==== DOCUMENT EXTRACT
Automatic Tracking of Measurability
Introduction
The automatic tracking of measurability has been part of finmath-lib since its earliest version (≈ 2004). It adds a method to random variables to inspect their measurability. Its concept and implementation is similar to a forward mode automatic differentiation, in the sense that each operator is augmented with a corresponding operation on measurability and certain random variables (constants, Brownian increments) are initialized with specific values.
Definition
For a random variable X we define a map T : X → [-∞ , ∞) such that for for t ≥ T(X) it is guaranteed that X is Ft-measurable. It is not guaranteed that T(X) is the smallest such number, although in most cases the implementation can provide the smallest time.
Applications
Originally the concept was introduces as a safe-guard in least-square-estimates of the conditional expectation (American Monte-Carlo), to ensure that the regression basis functions are Ft-measurable if used in an Ft-conditional expectation. However, the concept allows for important optimizations in the context of stochastic automatic differentiation: it may be used to detect cases where the computationally expensive conditional expectation operator can be avoided. It is:
Implementation
Then random variable interface net.finmath.stochastic.RandomVariable
provides a method getFiltrationTime()
implementing T(X) such that for a random variable X represented by the object X
and t calculated by t = X.getFiltrationTime()
it is guaranteed that X is Ft-measurable (note again: it is not guaranteed that t is the smallest such number, although in most cases the implementation can provide the smallest time).
The implementation is similar to a forward mode automatic differentiation, where the operator on random variables is augmented by additional operations on the filtration time:
Let T(X) denote the filtration time of X, i.e., T(X) = X.getFiltrationTime()
. We apply the following definitions:
- For constant (deterministic) random variables C we set T(C) = -∞
- For Brownian increments W(t+Δt)-W(t) we set T(W(t+Δt)-W(t)) = t+Δ
- For operators f on random variables X1,…,Xn with Z = f(X1,…,Xn) we set T(Z) = max(T(X1),…,T(Xn))
This definition of T already fulfills the requirement that t = T(Z) is a time guaranteeing that Z is Ft-measurable, however it may not give the smallest such filtration time. There are a few optimizations or special cases which can be implemented, e.g. for Z = 0 * X we have T(Z) = T(0) (instead of T(Z) = max(T(0),T(X)) = T(X)).
========
» **PROBLEM TO SOLVE**: Continue the text on automatic tracking of measurability from the point where it stops.
==== DATASET CONTENT
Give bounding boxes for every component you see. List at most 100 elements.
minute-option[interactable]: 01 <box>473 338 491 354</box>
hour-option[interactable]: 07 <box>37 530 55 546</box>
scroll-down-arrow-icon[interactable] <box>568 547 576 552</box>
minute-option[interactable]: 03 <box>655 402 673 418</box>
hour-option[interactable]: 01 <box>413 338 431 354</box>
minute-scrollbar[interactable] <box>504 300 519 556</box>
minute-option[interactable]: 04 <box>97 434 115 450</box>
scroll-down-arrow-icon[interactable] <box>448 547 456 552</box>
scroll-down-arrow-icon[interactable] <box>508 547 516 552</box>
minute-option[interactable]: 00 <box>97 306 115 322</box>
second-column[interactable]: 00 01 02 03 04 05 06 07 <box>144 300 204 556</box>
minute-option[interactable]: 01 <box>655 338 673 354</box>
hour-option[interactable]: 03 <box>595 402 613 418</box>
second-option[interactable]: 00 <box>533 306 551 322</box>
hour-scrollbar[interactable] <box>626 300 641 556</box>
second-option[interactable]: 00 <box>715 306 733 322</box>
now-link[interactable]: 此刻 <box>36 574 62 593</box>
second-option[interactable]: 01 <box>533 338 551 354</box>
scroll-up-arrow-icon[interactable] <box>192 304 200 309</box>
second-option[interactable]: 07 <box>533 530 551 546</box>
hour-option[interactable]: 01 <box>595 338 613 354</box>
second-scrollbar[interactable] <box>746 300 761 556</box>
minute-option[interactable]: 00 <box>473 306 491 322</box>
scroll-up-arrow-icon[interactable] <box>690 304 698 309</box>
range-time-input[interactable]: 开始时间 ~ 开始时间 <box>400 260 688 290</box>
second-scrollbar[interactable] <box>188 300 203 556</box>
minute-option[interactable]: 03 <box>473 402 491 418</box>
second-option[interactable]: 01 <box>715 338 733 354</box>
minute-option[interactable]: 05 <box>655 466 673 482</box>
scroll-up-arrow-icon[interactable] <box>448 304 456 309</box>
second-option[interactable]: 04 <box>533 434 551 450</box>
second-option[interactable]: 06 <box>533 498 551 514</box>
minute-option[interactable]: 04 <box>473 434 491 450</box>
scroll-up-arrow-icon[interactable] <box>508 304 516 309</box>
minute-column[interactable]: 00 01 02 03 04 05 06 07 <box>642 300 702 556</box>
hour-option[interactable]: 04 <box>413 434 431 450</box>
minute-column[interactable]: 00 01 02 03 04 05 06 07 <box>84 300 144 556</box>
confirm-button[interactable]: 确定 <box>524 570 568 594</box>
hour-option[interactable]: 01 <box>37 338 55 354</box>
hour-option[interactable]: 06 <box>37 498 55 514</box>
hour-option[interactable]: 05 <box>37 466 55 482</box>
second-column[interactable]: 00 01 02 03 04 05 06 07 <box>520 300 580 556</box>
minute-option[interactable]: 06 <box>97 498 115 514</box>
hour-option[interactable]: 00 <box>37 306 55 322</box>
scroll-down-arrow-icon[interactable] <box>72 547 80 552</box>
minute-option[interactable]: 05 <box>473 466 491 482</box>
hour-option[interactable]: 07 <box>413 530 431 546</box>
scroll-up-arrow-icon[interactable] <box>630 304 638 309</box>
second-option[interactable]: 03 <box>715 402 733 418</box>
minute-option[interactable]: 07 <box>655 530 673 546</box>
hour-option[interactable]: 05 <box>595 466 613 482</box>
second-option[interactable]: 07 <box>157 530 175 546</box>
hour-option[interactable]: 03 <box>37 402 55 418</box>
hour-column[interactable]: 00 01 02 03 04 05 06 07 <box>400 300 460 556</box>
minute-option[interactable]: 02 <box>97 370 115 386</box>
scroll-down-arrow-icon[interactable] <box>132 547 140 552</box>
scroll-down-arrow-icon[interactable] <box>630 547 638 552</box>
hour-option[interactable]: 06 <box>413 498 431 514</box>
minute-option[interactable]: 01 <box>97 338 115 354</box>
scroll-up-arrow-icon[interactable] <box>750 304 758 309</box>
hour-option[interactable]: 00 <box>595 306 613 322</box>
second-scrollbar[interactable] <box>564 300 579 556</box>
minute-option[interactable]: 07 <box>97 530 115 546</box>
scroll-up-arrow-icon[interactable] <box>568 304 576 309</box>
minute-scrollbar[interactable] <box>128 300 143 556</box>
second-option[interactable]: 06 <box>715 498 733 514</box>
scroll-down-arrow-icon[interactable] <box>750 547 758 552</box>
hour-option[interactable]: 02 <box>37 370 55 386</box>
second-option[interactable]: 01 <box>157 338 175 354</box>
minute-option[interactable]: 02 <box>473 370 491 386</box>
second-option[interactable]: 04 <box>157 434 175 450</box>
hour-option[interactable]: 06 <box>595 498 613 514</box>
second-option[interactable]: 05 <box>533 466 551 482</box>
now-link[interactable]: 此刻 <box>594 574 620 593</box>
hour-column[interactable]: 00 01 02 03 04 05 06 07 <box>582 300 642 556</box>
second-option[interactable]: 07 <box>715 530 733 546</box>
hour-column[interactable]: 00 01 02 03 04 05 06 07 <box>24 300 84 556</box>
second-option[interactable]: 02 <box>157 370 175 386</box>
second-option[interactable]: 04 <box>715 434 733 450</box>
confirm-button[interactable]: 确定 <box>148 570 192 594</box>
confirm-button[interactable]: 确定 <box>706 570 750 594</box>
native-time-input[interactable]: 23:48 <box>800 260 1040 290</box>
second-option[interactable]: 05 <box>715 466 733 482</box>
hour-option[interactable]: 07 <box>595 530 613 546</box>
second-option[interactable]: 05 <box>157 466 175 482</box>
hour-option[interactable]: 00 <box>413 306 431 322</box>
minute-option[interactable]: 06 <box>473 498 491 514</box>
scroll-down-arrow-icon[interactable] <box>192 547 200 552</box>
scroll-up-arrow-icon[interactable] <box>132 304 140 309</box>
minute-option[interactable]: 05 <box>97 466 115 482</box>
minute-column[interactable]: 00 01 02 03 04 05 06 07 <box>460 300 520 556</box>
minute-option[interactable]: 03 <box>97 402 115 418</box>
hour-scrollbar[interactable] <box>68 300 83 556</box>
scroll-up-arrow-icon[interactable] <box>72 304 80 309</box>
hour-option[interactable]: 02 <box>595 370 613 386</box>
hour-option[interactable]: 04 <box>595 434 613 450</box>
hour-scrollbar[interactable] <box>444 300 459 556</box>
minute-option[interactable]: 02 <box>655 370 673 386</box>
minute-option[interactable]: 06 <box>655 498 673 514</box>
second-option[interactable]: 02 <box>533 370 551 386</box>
========
» **TASK ANSWER**:
Note: This definition already covers the generation of the correct filtration times for an Euler-scheme of an Ito process.
An implementation may achieve this by augmenting (extending) the type X by (X,t) with t = T(X) and overloading operators on X.
Example
The method is implemented in RandomVariableFromDoubleArray
implementing the interface RandomVariable
in finmath-lib. The interface is given as (extract)
public interface RandomVariable { double getFiltrationTime(); public RandomVariable add(RandomVariable randomVariable); // ... (declaration of other methods) }
and the implementation is given as (extract)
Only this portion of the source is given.